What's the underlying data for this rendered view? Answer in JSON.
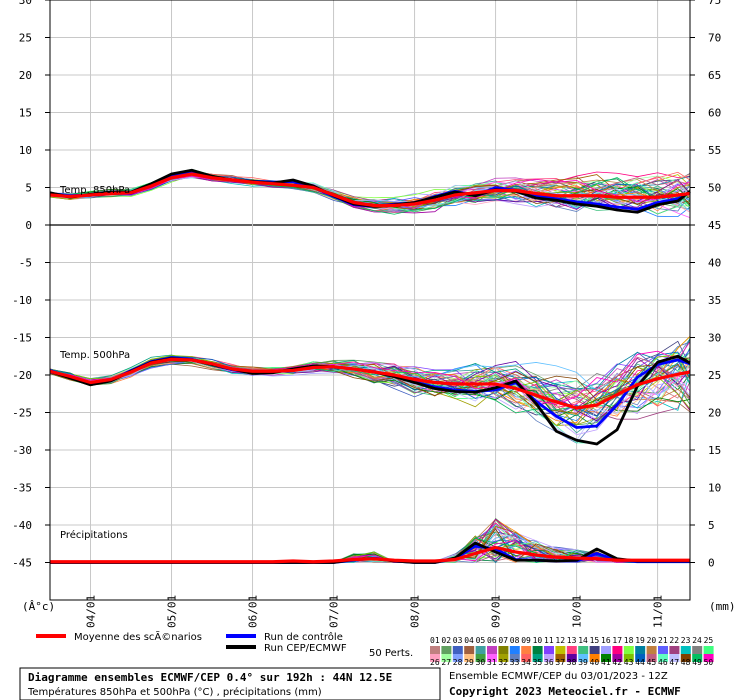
{
  "chart_data": {
    "type": "line",
    "left_axis_ticks": [
      30,
      25,
      20,
      15,
      10,
      5,
      0,
      -5,
      -10,
      -15,
      -20,
      -25,
      -30,
      -35,
      -40,
      -45
    ],
    "left_unit": "(Â°c)",
    "right_axis_ticks": [
      75,
      70,
      65,
      60,
      55,
      50,
      45,
      40,
      35,
      30,
      25,
      20,
      15,
      10,
      5,
      0
    ],
    "right_unit": "(mm)",
    "x_labels": [
      "04/01",
      "05/01",
      "06/01",
      "07/01",
      "08/01",
      "09/01",
      "10/01",
      "11/01"
    ],
    "x_range": [
      3.5,
      11.4
    ],
    "left_range": [
      -50,
      30
    ],
    "series_labels": {
      "t850": "Temp. 850hPa",
      "t500": "Temp. 500hPa",
      "precip": "Précipitations"
    },
    "x": [
      3.5,
      3.75,
      4.0,
      4.25,
      4.5,
      4.75,
      5.0,
      5.25,
      5.5,
      5.75,
      6.0,
      6.25,
      6.5,
      6.75,
      7.0,
      7.25,
      7.5,
      7.75,
      8.0,
      8.25,
      8.5,
      8.75,
      9.0,
      9.25,
      9.5,
      9.75,
      10.0,
      10.25,
      10.5,
      10.75,
      11.0,
      11.25,
      11.4
    ],
    "series": [
      {
        "name": "Moyenne des scÃ©narios",
        "group": "t850",
        "color": "#ff0000",
        "values": [
          4.0,
          3.8,
          4.0,
          4.2,
          4.3,
          5.2,
          6.3,
          6.8,
          6.3,
          6.0,
          5.7,
          5.5,
          5.3,
          5.0,
          4.0,
          3.0,
          2.6,
          2.6,
          2.8,
          3.3,
          4.0,
          4.3,
          4.6,
          4.6,
          4.2,
          3.9,
          3.9,
          3.9,
          3.7,
          3.7,
          3.7,
          4.0,
          4.2
        ]
      },
      {
        "name": "Run de contrôle",
        "group": "t850",
        "color": "#0000ff",
        "values": [
          4.2,
          3.9,
          4.0,
          4.3,
          4.2,
          5.3,
          6.5,
          7.0,
          6.4,
          6.0,
          5.8,
          5.7,
          5.8,
          5.0,
          3.8,
          2.7,
          2.5,
          2.8,
          2.9,
          3.8,
          4.5,
          3.9,
          5.0,
          4.6,
          3.9,
          3.5,
          3.1,
          2.8,
          2.4,
          2.1,
          3.0,
          3.5,
          4.3
        ]
      },
      {
        "name": "Run CEP/ECMWF",
        "group": "t850",
        "color": "#000000",
        "values": [
          4.3,
          3.7,
          4.1,
          4.4,
          4.4,
          5.5,
          6.8,
          7.3,
          6.5,
          6.0,
          5.8,
          5.6,
          6.0,
          5.2,
          3.9,
          2.8,
          2.5,
          2.7,
          3.0,
          3.7,
          4.4,
          3.9,
          4.7,
          4.5,
          3.6,
          3.3,
          2.8,
          2.5,
          2.0,
          1.7,
          2.7,
          3.2,
          4.5
        ]
      },
      {
        "name": "Moyenne des scÃ©narios",
        "group": "t500",
        "color": "#ff0000",
        "values": [
          -19.5,
          -20.2,
          -21.0,
          -20.6,
          -19.6,
          -18.4,
          -17.9,
          -18.0,
          -18.5,
          -19.2,
          -19.5,
          -19.5,
          -19.4,
          -19.0,
          -18.9,
          -19.2,
          -19.6,
          -20.0,
          -20.6,
          -21.0,
          -21.2,
          -21.2,
          -21.2,
          -21.8,
          -22.7,
          -23.6,
          -24.4,
          -24.0,
          -22.6,
          -21.3,
          -20.5,
          -19.9,
          -19.6
        ]
      },
      {
        "name": "Run de contrôle",
        "group": "t500",
        "color": "#0000ff",
        "values": [
          -19.4,
          -20.3,
          -21.2,
          -20.7,
          -19.4,
          -18.2,
          -17.7,
          -17.9,
          -18.6,
          -19.3,
          -19.7,
          -19.6,
          -19.3,
          -19.0,
          -18.9,
          -19.2,
          -19.6,
          -20.1,
          -20.9,
          -21.6,
          -22.0,
          -22.2,
          -22.0,
          -21.0,
          -23.5,
          -25.5,
          -27.0,
          -26.8,
          -24.0,
          -20.3,
          -18.6,
          -18.0,
          -18.5
        ]
      },
      {
        "name": "Run CEP/ECMWF",
        "group": "t500",
        "color": "#000000",
        "values": [
          -19.5,
          -20.4,
          -21.3,
          -20.8,
          -19.5,
          -18.3,
          -17.8,
          -18.0,
          -18.6,
          -19.2,
          -19.8,
          -19.7,
          -19.2,
          -18.8,
          -18.9,
          -19.2,
          -19.6,
          -20.2,
          -21.0,
          -21.8,
          -22.2,
          -22.3,
          -21.7,
          -20.8,
          -23.8,
          -27.5,
          -28.7,
          -29.2,
          -27.3,
          -21.5,
          -18.3,
          -17.5,
          -18.4
        ]
      },
      {
        "name": "Moyenne des scÃ©narios",
        "group": "precip",
        "color": "#ff0000",
        "values": [
          0.1,
          0.1,
          0.1,
          0.1,
          0.1,
          0.1,
          0.1,
          0.1,
          0.1,
          0.1,
          0.1,
          0.1,
          0.2,
          0.1,
          0.2,
          0.4,
          0.5,
          0.3,
          0.2,
          0.2,
          0.4,
          1.2,
          2.0,
          1.4,
          1.0,
          0.7,
          0.6,
          0.5,
          0.3,
          0.3,
          0.3,
          0.3,
          0.3
        ]
      },
      {
        "name": "Run de contrôle",
        "group": "precip",
        "color": "#0000ff",
        "values": [
          0.0,
          0.0,
          0.0,
          0.0,
          0.0,
          0.0,
          0.0,
          0.0,
          0.0,
          0.0,
          0.0,
          0.0,
          0.0,
          0.0,
          0.0,
          0.3,
          0.6,
          0.2,
          0.0,
          0.0,
          0.5,
          2.2,
          1.8,
          0.4,
          0.3,
          0.2,
          0.2,
          1.2,
          0.3,
          0.1,
          0.1,
          0.1,
          0.1
        ]
      },
      {
        "name": "Run CEP/ECMWF",
        "group": "precip",
        "color": "#000000",
        "values": [
          0.0,
          0.0,
          0.0,
          0.0,
          0.0,
          0.0,
          0.0,
          0.0,
          0.0,
          0.0,
          0.0,
          0.0,
          0.0,
          0.0,
          0.0,
          0.4,
          0.5,
          0.2,
          0.0,
          0.0,
          0.6,
          2.6,
          1.4,
          0.3,
          0.3,
          0.2,
          0.3,
          1.8,
          0.5,
          0.2,
          0.2,
          0.2,
          0.2
        ]
      }
    ],
    "members_count": 50
  },
  "legend": {
    "mean_label": "Moyenne des scÃ©narios",
    "control_label": "Run de contrôle",
    "cep_label": "Run CEP/ECMWF",
    "perts_label": "50 Perts.",
    "colors": {
      "mean": "#ff0000",
      "control": "#0000ff",
      "cep": "#000000"
    }
  },
  "member_labels": [
    "01",
    "02",
    "03",
    "04",
    "05",
    "06",
    "07",
    "08",
    "09",
    "10",
    "11",
    "12",
    "13",
    "14",
    "15",
    "16",
    "17",
    "18",
    "19",
    "20",
    "21",
    "22",
    "23",
    "24",
    "25",
    "26",
    "27",
    "28",
    "29",
    "30",
    "31",
    "32",
    "33",
    "34",
    "35",
    "36",
    "37",
    "38",
    "39",
    "40",
    "41",
    "42",
    "43",
    "44",
    "45",
    "46",
    "47",
    "48",
    "49",
    "50"
  ],
  "member_colors": [
    "#c08080",
    "#60a060",
    "#4060c0",
    "#a06040",
    "#40a0a0",
    "#c040c0",
    "#808000",
    "#2080ff",
    "#ff8040",
    "#008040",
    "#8040ff",
    "#c0c000",
    "#ff4080",
    "#40c080",
    "#404080",
    "#a0a0ff",
    "#ff0080",
    "#80ff40",
    "#0080a0",
    "#c08040",
    "#6060ff",
    "#a04080",
    "#00c0c0",
    "#808080",
    "#40ff80",
    "#ffa0c0",
    "#a0ffa0",
    "#80a0ff",
    "#ffc080",
    "#40a040",
    "#ff60ff",
    "#a0a000",
    "#6080c0",
    "#ff6060",
    "#00a080",
    "#c0a0ff",
    "#a06000",
    "#6000a0",
    "#60c0ff",
    "#ff8000",
    "#008000",
    "#a000a0",
    "#80c000",
    "#0060c0",
    "#c06080",
    "#60ffc0",
    "#c0c0ff",
    "#804000",
    "#00c060",
    "#ff00c0"
  ],
  "info_box": {
    "title": "Diagramme ensembles ECMWF/CEP 0.4° sur 192h : 44N 12.5E",
    "subtitle": "Températures 850hPa et 500hPa (°C) , précipitations (mm)"
  },
  "footer": {
    "run_info": "Ensemble ECMWF/CEP du 03/01/2023 - 12Z",
    "copyright": "Copyright 2023 Meteociel.fr - ECMWF"
  }
}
----
Written exercise ->
Using the listing above, gather each line that holds the string "ECMWF" and copy it.

The answer ->
        "name": "Run CEP/ECMWF",
        "name": "Run CEP/ECMWF",
        "name": "Run CEP/ECMWF",
    "cep_label": "Run CEP/ECMWF",
    "title": "Diagramme ensembles ECMWF/CEP 0.4° sur 192h : 44N 12.5E",
    "run_info": "Ensemble ECMWF/CEP du 03/01/2023 - 12Z",
    "copyright": "Copyright 2023 Meteociel.fr - ECMWF"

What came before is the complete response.